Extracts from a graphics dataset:

________

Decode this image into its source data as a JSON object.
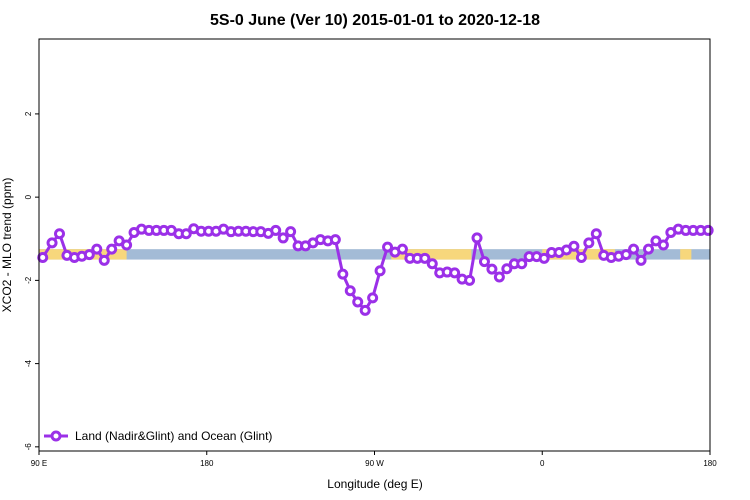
{
  "chart_data": {
    "type": "line",
    "title": "5S-0 June (Ver 10)   2015-01-01 to 2020-12-18",
    "xlabel": "Longitude (deg E)",
    "ylabel": "XCO2 - MLO trend (ppm)",
    "xlim": [
      90,
      450
    ],
    "ylim": [
      -6.1,
      3.8
    ],
    "x_ticks": [
      {
        "value": 90,
        "label": "90 E"
      },
      {
        "value": 180,
        "label": "180"
      },
      {
        "value": 270,
        "label": "90 W"
      },
      {
        "value": 360,
        "label": "0"
      },
      {
        "value": 450,
        "label": "180"
      }
    ],
    "y_ticks": [
      {
        "value": 2,
        "label": "2"
      },
      {
        "value": 0,
        "label": "0"
      },
      {
        "value": -2,
        "label": "-2"
      },
      {
        "value": -4,
        "label": "-4"
      },
      {
        "value": -6,
        "label": "-6"
      }
    ],
    "legend": {
      "position": "bottom-left",
      "entries": [
        "Land (Nadir&Glint) and Ocean (Glint)"
      ]
    },
    "surface_band": {
      "y_range": [
        -1.5,
        -1.25
      ],
      "ocean_color": "#a3bbd6",
      "land_color": "#f7d77c",
      "land_segments": [
        [
          90,
          137
        ],
        [
          279,
          322
        ],
        [
          360,
          394
        ],
        [
          393,
          399
        ],
        [
          434,
          440
        ]
      ]
    },
    "series": [
      {
        "name": "Land (Nadir&Glint) and Ocean (Glint)",
        "color": "#9b30e8",
        "x": [
          92,
          97,
          101,
          105,
          109,
          113,
          117,
          121,
          125,
          129,
          133,
          137,
          141,
          145,
          149,
          153,
          157,
          161,
          165,
          169,
          173,
          177,
          181,
          185,
          189,
          193,
          197,
          201,
          205,
          209,
          213,
          217,
          221,
          225,
          229,
          233,
          237,
          241,
          245,
          249,
          253,
          257,
          261,
          265,
          269,
          273,
          277,
          281,
          285,
          289,
          293,
          297,
          301,
          305,
          309,
          313,
          317,
          321,
          325,
          329,
          333,
          337,
          341,
          345,
          349,
          353,
          357,
          361,
          365,
          369,
          373,
          377,
          381,
          385,
          389,
          393,
          397,
          401,
          405,
          409,
          413,
          417,
          421,
          425,
          429,
          433,
          437,
          441,
          445,
          449
        ],
        "y": [
          -1.45,
          -1.1,
          -0.88,
          -1.4,
          -1.45,
          -1.42,
          -1.38,
          -1.25,
          -1.52,
          -1.25,
          -1.05,
          -1.15,
          -0.85,
          -0.77,
          -0.8,
          -0.8,
          -0.8,
          -0.8,
          -0.88,
          -0.88,
          -0.76,
          -0.82,
          -0.82,
          -0.82,
          -0.77,
          -0.83,
          -0.82,
          -0.82,
          -0.83,
          -0.83,
          -0.87,
          -0.8,
          -0.98,
          -0.83,
          -1.17,
          -1.17,
          -1.1,
          -1.02,
          -1.05,
          -1.02,
          -1.85,
          -2.25,
          -2.52,
          -2.72,
          -2.42,
          -1.77,
          -1.2,
          -1.32,
          -1.25,
          -1.47,
          -1.47,
          -1.47,
          -1.6,
          -1.82,
          -1.8,
          -1.82,
          -1.97,
          -2.0,
          -0.98,
          -1.55,
          -1.73,
          -1.92,
          -1.72,
          -1.6,
          -1.6,
          -1.43,
          -1.43,
          -1.47,
          -1.33,
          -1.33,
          -1.27,
          -1.18,
          -1.45,
          -1.1,
          -0.88,
          -1.4,
          -1.45,
          -1.42,
          -1.38,
          -1.25,
          -1.52,
          -1.25,
          -1.05,
          -1.15,
          -0.85,
          -0.77,
          -0.8,
          -0.8,
          -0.8,
          -0.8
        ]
      }
    ]
  }
}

________

Exercise details: Reproduce every line exactly and omit all pictures.

Result of the task:
Decode this image into its source data as a JSON object.
{
  "chart_data": {
    "type": "line",
    "title": "5S-0 June (Ver 10)   2015-01-01 to 2020-12-18",
    "xlabel": "Longitude (deg E)",
    "ylabel": "XCO2 - MLO trend (ppm)",
    "xlim": [
      90,
      450
    ],
    "ylim": [
      -6.1,
      3.8
    ],
    "x_ticks": [
      {
        "value": 90,
        "label": "90 E"
      },
      {
        "value": 180,
        "label": "180"
      },
      {
        "value": 270,
        "label": "90 W"
      },
      {
        "value": 360,
        "label": "0"
      },
      {
        "value": 450,
        "label": "180"
      }
    ],
    "y_ticks": [
      {
        "value": 2,
        "label": "2"
      },
      {
        "value": 0,
        "label": "0"
      },
      {
        "value": -2,
        "label": "-2"
      },
      {
        "value": -4,
        "label": "-4"
      },
      {
        "value": -6,
        "label": "-6"
      }
    ],
    "legend": {
      "position": "bottom-left",
      "entries": [
        "Land (Nadir&Glint) and Ocean (Glint)"
      ]
    },
    "surface_band": {
      "y_range": [
        -1.5,
        -1.25
      ],
      "ocean_color": "#a3bbd6",
      "land_color": "#f7d77c",
      "land_segments": [
        [
          90,
          137
        ],
        [
          279,
          322
        ],
        [
          360,
          394
        ],
        [
          393,
          399
        ],
        [
          434,
          440
        ]
      ]
    },
    "series": [
      {
        "name": "Land (Nadir&Glint) and Ocean (Glint)",
        "color": "#9b30e8",
        "x": [
          92,
          97,
          101,
          105,
          109,
          113,
          117,
          121,
          125,
          129,
          133,
          137,
          141,
          145,
          149,
          153,
          157,
          161,
          165,
          169,
          173,
          177,
          181,
          185,
          189,
          193,
          197,
          201,
          205,
          209,
          213,
          217,
          221,
          225,
          229,
          233,
          237,
          241,
          245,
          249,
          253,
          257,
          261,
          265,
          269,
          273,
          277,
          281,
          285,
          289,
          293,
          297,
          301,
          305,
          309,
          313,
          317,
          321,
          325,
          329,
          333,
          337,
          341,
          345,
          349,
          353,
          357,
          361,
          365,
          369,
          373,
          377,
          381,
          385,
          389,
          393,
          397,
          401,
          405,
          409,
          413,
          417,
          421,
          425,
          429,
          433,
          437,
          441,
          445,
          449
        ],
        "y": [
          -1.45,
          -1.1,
          -0.88,
          -1.4,
          -1.45,
          -1.42,
          -1.38,
          -1.25,
          -1.52,
          -1.25,
          -1.05,
          -1.15,
          -0.85,
          -0.77,
          -0.8,
          -0.8,
          -0.8,
          -0.8,
          -0.88,
          -0.88,
          -0.76,
          -0.82,
          -0.82,
          -0.82,
          -0.77,
          -0.83,
          -0.82,
          -0.82,
          -0.83,
          -0.83,
          -0.87,
          -0.8,
          -0.98,
          -0.83,
          -1.17,
          -1.17,
          -1.1,
          -1.02,
          -1.05,
          -1.02,
          -1.85,
          -2.25,
          -2.52,
          -2.72,
          -2.42,
          -1.77,
          -1.2,
          -1.32,
          -1.25,
          -1.47,
          -1.47,
          -1.47,
          -1.6,
          -1.82,
          -1.8,
          -1.82,
          -1.97,
          -2.0,
          -0.98,
          -1.55,
          -1.73,
          -1.92,
          -1.72,
          -1.6,
          -1.6,
          -1.43,
          -1.43,
          -1.47,
          -1.33,
          -1.33,
          -1.27,
          -1.18,
          -1.45,
          -1.1,
          -0.88,
          -1.4,
          -1.45,
          -1.42,
          -1.38,
          -1.25,
          -1.52,
          -1.25,
          -1.05,
          -1.15,
          -0.85,
          -0.77,
          -0.8,
          -0.8,
          -0.8,
          -0.8
        ]
      }
    ]
  }
}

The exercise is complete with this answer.